═══ PROVIDED ENTRIES ═══

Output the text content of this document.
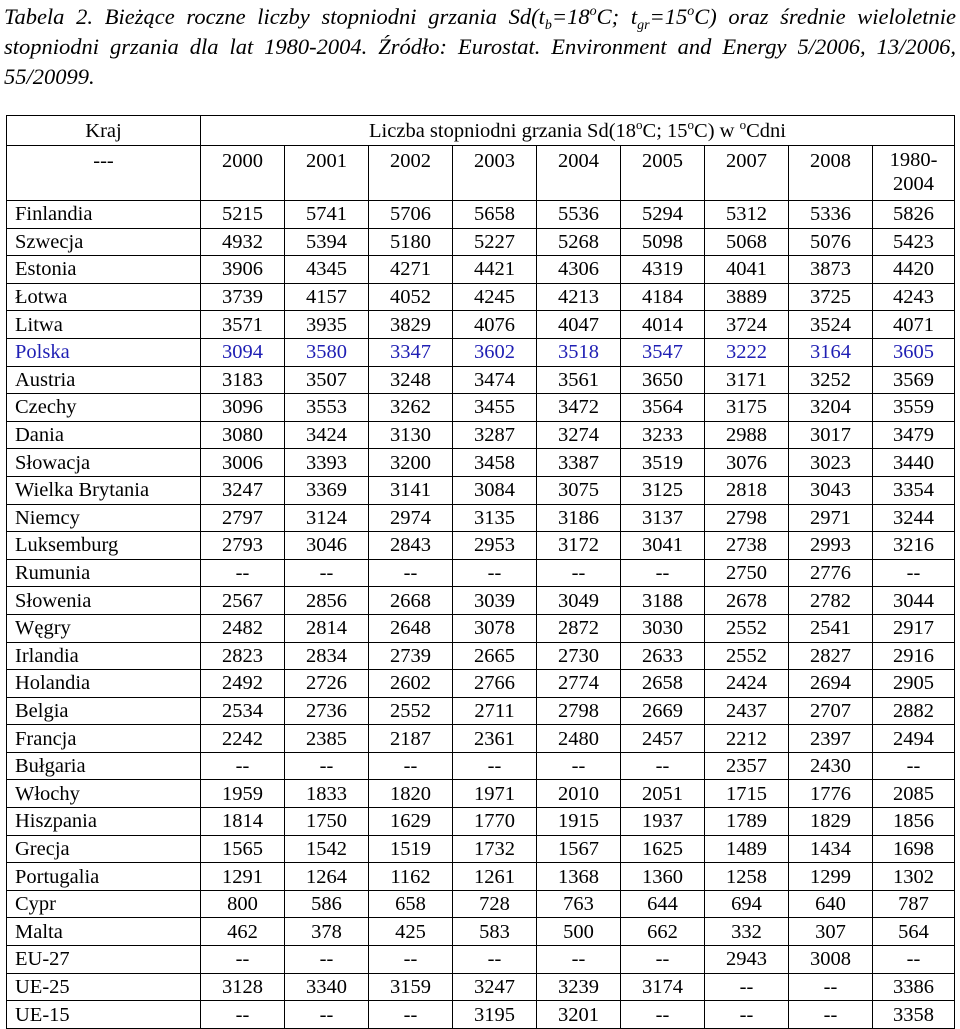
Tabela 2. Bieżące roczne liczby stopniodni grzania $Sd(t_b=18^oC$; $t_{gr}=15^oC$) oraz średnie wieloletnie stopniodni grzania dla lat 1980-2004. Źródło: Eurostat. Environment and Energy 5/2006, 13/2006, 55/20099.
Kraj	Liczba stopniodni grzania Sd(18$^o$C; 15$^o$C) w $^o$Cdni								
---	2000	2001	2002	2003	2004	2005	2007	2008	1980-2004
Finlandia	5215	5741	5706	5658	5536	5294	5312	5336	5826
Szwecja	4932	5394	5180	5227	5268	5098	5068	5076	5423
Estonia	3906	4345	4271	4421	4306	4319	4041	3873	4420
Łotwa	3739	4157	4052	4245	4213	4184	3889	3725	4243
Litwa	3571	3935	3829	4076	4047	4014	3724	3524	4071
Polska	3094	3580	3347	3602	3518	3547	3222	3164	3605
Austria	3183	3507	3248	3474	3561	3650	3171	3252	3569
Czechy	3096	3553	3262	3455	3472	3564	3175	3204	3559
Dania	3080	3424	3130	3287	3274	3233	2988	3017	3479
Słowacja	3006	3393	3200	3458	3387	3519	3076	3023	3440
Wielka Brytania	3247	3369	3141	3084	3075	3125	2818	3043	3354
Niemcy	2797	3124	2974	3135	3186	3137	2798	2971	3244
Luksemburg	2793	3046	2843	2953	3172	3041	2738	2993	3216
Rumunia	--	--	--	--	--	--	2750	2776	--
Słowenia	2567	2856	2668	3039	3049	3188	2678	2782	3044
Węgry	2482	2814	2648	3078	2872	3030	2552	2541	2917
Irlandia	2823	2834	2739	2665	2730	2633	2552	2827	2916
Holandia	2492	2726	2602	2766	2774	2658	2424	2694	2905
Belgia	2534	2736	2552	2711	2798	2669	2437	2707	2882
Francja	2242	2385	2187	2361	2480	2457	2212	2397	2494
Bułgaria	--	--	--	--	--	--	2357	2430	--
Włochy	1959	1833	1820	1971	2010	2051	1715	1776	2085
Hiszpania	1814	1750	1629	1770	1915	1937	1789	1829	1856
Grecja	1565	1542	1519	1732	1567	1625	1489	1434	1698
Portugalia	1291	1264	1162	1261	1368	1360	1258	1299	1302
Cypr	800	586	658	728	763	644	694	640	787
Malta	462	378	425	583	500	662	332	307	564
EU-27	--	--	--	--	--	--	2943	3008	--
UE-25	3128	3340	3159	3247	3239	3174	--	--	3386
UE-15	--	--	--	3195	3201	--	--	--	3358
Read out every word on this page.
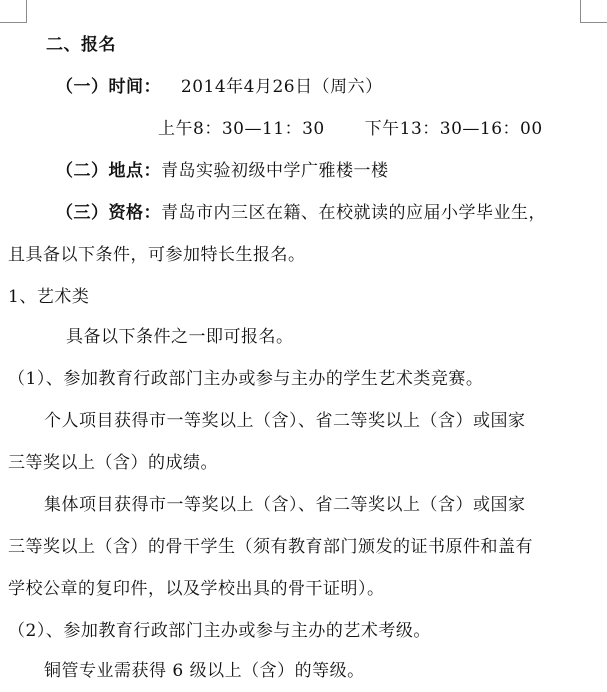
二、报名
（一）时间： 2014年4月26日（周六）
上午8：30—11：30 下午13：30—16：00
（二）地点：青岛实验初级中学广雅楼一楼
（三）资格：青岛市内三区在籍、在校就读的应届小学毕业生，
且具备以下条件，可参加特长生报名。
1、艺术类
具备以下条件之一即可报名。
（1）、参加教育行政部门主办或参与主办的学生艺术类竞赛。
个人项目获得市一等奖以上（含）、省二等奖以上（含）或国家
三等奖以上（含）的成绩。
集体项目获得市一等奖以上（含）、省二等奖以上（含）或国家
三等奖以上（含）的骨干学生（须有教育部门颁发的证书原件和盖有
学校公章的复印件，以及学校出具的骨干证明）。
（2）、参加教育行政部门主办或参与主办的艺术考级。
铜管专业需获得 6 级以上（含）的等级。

═══

Omit the images and transcribe all of the records above word for word.

Output the text content of this document.
Tabela 2. Bieżące roczne liczby stopniodni grzania $Sd(t_b=18^oC$; $t_{gr}=15^oC$) oraz średnie wieloletnie stopniodni grzania dla lat 1980-2004. Źródło: Eurostat. Environment and Energy 5/2006, 13/2006, 55/20099.
Kraj	Liczba stopniodni grzania Sd(18$^o$C; 15$^o$C) w $^o$Cdni								
---	2000	2001	2002	2003	2004	2005	2007	2008	1980-2004
Finlandia	5215	5741	5706	5658	5536	5294	5312	5336	5826
Szwecja	4932	5394	5180	5227	5268	5098	5068	5076	5423
Estonia	3906	4345	4271	4421	4306	4319	4041	3873	4420
Łotwa	3739	4157	4052	4245	4213	4184	3889	3725	4243
Litwa	3571	3935	3829	4076	4047	4014	3724	3524	4071
Polska	3094	3580	3347	3602	3518	3547	3222	3164	3605
Austria	3183	3507	3248	3474	3561	3650	3171	3252	3569
Czechy	3096	3553	3262	3455	3472	3564	3175	3204	3559
Dania	3080	3424	3130	3287	3274	3233	2988	3017	3479
Słowacja	3006	3393	3200	3458	3387	3519	3076	3023	3440
Wielka Brytania	3247	3369	3141	3084	3075	3125	2818	3043	3354
Niemcy	2797	3124	2974	3135	3186	3137	2798	2971	3244
Luksemburg	2793	3046	2843	2953	3172	3041	2738	2993	3216
Rumunia	--	--	--	--	--	--	2750	2776	--
Słowenia	2567	2856	2668	3039	3049	3188	2678	2782	3044
Węgry	2482	2814	2648	3078	2872	3030	2552	2541	2917
Irlandia	2823	2834	2739	2665	2730	2633	2552	2827	2916
Holandia	2492	2726	2602	2766	2774	2658	2424	2694	2905
Belgia	2534	2736	2552	2711	2798	2669	2437	2707	2882
Francja	2242	2385	2187	2361	2480	2457	2212	2397	2494
Bułgaria	--	--	--	--	--	--	2357	2430	--
Włochy	1959	1833	1820	1971	2010	2051	1715	1776	2085
Hiszpania	1814	1750	1629	1770	1915	1937	1789	1829	1856
Grecja	1565	1542	1519	1732	1567	1625	1489	1434	1698
Portugalia	1291	1264	1162	1261	1368	1360	1258	1299	1302
Cypr	800	586	658	728	763	644	694	640	787
Malta	462	378	425	583	500	662	332	307	564
EU-27	--	--	--	--	--	--	2943	3008	--
UE-25	3128	3340	3159	3247	3239	3174	--	--	3386
UE-15	--	--	--	3195	3201	--	--	--	3358
Read out every word on this page.
二、报名
（一）时间： 2014年4月26日（周六）
上午8：30—11：30 下午13：30—16：00
（二）地点：青岛实验初级中学广雅楼一楼
（三）资格：青岛市内三区在籍、在校就读的应届小学毕业生，
且具备以下条件，可参加特长生报名。
1、艺术类
具备以下条件之一即可报名。
（1）、参加教育行政部门主办或参与主办的学生艺术类竞赛。
个人项目获得市一等奖以上（含）、省二等奖以上（含）或国家
三等奖以上（含）的成绩。
集体项目获得市一等奖以上（含）、省二等奖以上（含）或国家
三等奖以上（含）的骨干学生（须有教育部门颁发的证书原件和盖有
学校公章的复印件，以及学校出具的骨干证明）。
（2）、参加教育行政部门主办或参与主办的艺术考级。
铜管专业需获得 6 级以上（含）的等级。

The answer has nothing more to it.